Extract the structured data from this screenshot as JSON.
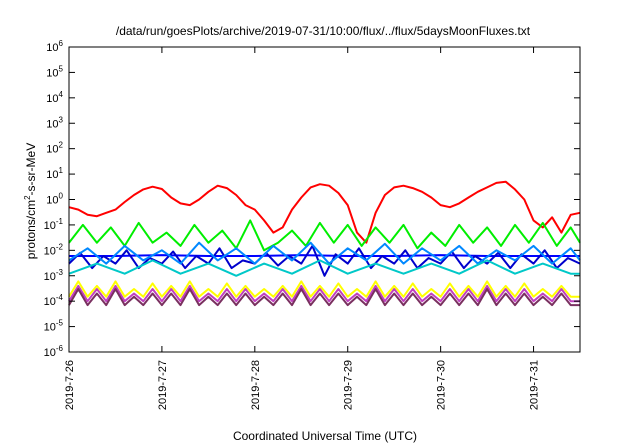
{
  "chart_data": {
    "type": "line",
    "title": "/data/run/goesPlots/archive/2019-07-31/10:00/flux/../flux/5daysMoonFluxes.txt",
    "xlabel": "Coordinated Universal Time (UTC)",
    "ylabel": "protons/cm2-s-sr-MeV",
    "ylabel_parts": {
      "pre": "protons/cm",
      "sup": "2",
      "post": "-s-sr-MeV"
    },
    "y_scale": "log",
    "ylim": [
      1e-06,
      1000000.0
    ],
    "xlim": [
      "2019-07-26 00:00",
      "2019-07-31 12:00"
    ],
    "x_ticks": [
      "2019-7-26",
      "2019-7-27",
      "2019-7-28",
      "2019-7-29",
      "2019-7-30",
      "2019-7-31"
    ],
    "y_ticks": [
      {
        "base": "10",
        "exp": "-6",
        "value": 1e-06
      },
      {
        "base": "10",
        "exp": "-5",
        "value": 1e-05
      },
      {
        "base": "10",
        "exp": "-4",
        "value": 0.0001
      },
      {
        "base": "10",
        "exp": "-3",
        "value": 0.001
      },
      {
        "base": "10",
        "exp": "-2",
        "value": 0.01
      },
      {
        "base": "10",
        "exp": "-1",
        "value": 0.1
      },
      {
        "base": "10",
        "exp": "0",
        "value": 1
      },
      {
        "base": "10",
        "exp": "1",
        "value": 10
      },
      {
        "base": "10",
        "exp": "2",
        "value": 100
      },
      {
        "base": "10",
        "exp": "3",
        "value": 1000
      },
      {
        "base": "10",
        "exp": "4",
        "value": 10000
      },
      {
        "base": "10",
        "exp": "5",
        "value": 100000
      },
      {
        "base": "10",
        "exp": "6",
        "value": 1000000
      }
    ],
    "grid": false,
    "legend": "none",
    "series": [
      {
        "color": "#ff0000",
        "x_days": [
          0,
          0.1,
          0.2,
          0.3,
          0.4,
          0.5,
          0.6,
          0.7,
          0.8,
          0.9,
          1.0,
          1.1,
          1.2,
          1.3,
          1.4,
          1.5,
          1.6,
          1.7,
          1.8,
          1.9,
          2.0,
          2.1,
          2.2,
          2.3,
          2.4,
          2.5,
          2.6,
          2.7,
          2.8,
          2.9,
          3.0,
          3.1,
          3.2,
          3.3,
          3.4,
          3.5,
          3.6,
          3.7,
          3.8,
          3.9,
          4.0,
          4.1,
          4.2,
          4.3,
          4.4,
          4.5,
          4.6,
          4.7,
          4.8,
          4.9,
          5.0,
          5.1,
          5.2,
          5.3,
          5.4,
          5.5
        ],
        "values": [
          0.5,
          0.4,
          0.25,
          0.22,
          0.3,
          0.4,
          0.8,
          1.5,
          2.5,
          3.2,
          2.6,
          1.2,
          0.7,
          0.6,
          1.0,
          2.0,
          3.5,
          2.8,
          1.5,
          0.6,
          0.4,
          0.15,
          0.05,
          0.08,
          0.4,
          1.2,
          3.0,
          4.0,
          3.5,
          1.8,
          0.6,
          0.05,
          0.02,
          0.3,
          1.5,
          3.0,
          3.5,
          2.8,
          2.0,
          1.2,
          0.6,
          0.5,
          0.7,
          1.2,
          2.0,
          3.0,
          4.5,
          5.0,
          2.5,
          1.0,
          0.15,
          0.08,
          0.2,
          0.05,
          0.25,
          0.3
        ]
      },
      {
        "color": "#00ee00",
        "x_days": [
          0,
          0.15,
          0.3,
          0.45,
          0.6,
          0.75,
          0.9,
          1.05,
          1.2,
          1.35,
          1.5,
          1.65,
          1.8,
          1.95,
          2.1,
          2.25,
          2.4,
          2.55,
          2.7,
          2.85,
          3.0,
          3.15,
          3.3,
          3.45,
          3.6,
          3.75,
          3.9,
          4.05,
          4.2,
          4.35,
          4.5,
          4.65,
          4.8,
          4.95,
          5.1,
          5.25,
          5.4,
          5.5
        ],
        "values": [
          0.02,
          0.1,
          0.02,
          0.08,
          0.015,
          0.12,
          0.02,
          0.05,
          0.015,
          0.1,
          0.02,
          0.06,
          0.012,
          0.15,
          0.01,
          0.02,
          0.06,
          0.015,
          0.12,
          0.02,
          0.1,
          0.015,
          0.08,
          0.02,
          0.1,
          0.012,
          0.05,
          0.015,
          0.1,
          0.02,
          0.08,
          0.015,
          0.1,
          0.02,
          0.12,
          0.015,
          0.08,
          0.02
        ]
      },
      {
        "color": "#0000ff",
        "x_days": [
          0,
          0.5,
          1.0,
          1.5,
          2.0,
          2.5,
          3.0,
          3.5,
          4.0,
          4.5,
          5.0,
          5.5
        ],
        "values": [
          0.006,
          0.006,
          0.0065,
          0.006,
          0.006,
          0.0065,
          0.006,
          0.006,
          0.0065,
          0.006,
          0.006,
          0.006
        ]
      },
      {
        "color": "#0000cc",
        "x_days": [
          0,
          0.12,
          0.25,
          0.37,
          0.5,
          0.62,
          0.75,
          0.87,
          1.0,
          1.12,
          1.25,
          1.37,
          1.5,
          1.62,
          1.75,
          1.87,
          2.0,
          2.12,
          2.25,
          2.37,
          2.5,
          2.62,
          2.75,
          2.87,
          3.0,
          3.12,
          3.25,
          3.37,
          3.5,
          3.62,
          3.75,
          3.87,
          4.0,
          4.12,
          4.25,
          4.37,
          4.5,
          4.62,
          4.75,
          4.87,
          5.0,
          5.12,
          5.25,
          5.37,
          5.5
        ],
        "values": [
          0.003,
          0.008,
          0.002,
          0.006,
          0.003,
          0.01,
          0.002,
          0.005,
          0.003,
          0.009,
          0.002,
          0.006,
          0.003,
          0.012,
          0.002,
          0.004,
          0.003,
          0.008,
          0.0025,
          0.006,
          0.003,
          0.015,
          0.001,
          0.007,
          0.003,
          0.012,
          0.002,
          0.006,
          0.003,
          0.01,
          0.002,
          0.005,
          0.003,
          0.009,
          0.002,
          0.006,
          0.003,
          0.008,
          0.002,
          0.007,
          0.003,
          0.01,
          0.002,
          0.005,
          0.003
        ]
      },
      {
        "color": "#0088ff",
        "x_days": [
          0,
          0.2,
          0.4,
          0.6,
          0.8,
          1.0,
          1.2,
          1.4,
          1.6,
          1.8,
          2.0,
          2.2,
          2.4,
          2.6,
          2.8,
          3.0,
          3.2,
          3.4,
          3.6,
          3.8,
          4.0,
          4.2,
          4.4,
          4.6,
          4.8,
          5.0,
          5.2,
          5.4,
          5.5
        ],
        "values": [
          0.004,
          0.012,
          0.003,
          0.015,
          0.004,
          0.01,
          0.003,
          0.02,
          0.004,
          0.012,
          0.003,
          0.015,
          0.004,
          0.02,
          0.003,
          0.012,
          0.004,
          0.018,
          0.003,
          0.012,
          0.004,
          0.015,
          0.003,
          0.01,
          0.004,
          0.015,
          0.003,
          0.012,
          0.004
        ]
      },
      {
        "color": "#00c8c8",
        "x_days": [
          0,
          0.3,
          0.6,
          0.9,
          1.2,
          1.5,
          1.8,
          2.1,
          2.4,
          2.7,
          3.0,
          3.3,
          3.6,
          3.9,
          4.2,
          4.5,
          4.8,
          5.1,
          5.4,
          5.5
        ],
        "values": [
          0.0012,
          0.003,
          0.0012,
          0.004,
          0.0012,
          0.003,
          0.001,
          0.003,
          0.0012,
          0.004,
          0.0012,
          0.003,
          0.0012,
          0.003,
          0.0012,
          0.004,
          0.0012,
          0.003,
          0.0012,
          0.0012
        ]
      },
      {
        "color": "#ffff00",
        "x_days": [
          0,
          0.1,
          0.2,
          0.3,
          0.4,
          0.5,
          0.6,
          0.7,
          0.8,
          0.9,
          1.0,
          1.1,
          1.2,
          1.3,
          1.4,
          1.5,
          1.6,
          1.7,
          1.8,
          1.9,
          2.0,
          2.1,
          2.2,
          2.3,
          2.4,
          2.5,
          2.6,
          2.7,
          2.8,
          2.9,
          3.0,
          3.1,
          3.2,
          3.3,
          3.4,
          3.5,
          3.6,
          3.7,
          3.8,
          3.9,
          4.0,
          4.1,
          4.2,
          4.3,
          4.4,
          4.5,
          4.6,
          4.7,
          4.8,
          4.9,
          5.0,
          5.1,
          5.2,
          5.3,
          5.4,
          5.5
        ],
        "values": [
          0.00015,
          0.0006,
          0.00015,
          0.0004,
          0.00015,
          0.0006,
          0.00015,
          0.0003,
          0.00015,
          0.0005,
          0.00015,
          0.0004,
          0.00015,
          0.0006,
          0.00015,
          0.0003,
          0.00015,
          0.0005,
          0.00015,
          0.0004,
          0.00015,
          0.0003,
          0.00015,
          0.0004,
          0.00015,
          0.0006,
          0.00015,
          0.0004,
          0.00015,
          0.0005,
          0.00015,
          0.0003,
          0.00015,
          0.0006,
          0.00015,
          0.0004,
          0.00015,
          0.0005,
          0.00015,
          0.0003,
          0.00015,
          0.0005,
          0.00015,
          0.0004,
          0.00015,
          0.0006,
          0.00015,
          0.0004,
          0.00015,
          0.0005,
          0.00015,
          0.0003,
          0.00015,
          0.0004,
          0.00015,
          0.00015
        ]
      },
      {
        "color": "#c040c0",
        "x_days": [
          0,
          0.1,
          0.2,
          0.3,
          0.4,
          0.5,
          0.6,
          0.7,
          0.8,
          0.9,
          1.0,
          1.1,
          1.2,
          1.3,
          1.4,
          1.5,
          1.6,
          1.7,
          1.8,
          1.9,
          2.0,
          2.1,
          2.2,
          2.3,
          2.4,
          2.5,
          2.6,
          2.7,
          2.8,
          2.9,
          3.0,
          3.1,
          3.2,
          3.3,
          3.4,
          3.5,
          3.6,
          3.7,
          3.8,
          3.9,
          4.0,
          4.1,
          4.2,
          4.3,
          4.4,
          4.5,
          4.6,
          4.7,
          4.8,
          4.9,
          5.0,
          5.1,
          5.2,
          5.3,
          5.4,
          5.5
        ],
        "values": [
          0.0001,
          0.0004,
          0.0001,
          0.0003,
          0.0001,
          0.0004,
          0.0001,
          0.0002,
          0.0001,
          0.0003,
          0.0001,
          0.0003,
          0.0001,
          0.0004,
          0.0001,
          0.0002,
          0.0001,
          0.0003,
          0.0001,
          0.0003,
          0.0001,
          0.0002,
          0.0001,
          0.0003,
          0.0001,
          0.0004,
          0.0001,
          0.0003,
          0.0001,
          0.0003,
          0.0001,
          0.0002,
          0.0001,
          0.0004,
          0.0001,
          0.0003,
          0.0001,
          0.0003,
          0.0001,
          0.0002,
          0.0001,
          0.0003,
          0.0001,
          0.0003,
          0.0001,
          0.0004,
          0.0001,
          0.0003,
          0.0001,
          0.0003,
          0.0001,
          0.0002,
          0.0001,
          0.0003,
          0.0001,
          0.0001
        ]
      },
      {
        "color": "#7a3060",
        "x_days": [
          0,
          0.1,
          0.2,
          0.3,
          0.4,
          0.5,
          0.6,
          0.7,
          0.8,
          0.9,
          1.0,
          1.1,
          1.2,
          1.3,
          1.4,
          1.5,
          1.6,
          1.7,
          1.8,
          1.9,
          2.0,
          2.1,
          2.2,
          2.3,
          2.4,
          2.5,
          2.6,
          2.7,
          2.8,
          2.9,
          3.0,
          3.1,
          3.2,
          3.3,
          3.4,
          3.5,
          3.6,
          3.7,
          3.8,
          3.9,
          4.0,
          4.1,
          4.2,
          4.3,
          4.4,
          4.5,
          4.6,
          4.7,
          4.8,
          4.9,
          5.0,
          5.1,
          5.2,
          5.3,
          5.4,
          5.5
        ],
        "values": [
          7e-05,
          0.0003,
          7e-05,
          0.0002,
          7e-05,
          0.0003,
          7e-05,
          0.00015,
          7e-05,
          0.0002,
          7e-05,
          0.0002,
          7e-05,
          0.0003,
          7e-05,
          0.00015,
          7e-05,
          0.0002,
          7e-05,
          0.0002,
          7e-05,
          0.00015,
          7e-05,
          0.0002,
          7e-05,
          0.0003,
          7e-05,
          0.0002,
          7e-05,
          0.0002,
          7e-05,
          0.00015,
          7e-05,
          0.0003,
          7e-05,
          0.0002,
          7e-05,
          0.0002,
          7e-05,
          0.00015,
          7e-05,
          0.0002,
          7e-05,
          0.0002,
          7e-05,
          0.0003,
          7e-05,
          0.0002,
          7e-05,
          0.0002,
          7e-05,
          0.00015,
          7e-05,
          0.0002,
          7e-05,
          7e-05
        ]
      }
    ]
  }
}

-=-=-

__Written instruction__. State how many lines of the data include the word "protons", with nothing else.

__Correct response__. 2